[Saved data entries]
+++
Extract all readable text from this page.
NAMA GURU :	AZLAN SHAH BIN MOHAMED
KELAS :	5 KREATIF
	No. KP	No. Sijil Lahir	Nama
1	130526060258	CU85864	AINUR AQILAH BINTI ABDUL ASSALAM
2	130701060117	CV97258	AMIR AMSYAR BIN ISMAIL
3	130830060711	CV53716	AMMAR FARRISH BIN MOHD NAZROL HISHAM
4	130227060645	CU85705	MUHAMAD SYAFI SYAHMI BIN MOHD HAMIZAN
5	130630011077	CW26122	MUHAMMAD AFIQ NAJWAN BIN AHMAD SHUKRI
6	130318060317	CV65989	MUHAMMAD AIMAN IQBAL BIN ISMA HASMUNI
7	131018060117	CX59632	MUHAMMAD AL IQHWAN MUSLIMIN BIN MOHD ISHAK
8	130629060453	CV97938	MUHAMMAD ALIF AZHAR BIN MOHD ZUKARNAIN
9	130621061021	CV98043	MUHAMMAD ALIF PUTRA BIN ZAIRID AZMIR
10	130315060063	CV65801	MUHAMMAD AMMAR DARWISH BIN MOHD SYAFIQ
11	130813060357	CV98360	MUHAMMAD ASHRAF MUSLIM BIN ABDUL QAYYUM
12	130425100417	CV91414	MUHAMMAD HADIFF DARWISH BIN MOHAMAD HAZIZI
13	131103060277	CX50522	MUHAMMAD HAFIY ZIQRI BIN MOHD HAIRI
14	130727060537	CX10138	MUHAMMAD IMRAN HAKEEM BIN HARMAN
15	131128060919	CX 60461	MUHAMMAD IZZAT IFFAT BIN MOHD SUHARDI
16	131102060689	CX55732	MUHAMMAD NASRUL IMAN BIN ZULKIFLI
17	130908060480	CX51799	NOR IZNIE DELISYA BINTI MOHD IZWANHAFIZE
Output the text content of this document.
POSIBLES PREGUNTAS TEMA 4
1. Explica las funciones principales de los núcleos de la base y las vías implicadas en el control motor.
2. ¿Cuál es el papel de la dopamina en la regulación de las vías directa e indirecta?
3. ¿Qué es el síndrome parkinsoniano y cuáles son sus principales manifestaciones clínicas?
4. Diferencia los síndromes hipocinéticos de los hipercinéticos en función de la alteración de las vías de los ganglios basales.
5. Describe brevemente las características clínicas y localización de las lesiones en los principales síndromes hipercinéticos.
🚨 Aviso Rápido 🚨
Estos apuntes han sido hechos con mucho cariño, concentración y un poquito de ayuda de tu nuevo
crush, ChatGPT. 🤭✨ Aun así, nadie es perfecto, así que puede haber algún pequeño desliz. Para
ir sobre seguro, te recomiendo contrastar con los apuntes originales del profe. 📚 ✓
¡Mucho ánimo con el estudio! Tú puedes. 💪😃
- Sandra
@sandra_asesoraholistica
+++
Directive — Of the lines in the material above, state how many contain the string "DARWISH"; give no other text.

Solution — 2